====== Task material

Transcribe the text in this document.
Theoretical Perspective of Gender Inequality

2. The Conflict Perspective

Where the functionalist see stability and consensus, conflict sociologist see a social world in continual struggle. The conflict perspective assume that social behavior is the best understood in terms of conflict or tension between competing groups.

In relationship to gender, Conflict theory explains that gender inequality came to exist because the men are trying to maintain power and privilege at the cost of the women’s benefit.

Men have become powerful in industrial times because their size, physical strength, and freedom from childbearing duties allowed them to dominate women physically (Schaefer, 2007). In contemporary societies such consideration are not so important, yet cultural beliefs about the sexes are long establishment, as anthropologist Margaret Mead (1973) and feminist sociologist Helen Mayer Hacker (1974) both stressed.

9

============

Task brief.
Output the records above in their entirety, exactly.

Exercise result.
Transcribe the text in this document.
Theoretical Perspective of Gender Inequality

2. The Conflict Perspective

Where the functionalist see stability and consensus, conflict sociologist see a social world in continual struggle. The conflict perspective assume that social behavior is the best understood in terms of conflict or tension between competing groups.

In relationship to gender, Conflict theory explains that gender inequality came to exist because the men are trying to maintain power and privilege at the cost of the women’s benefit.

Men have become powerful in industrial times because their size, physical strength, and freedom from childbearing duties allowed them to dominate women physically (Schaefer, 2007). In contemporary societies such consideration are not so important, yet cultural beliefs about the sexes are long establishment, as anthropologist Margaret Mead (1973) and feminist sociologist Helen Mayer Hacker (1974) both stressed.

9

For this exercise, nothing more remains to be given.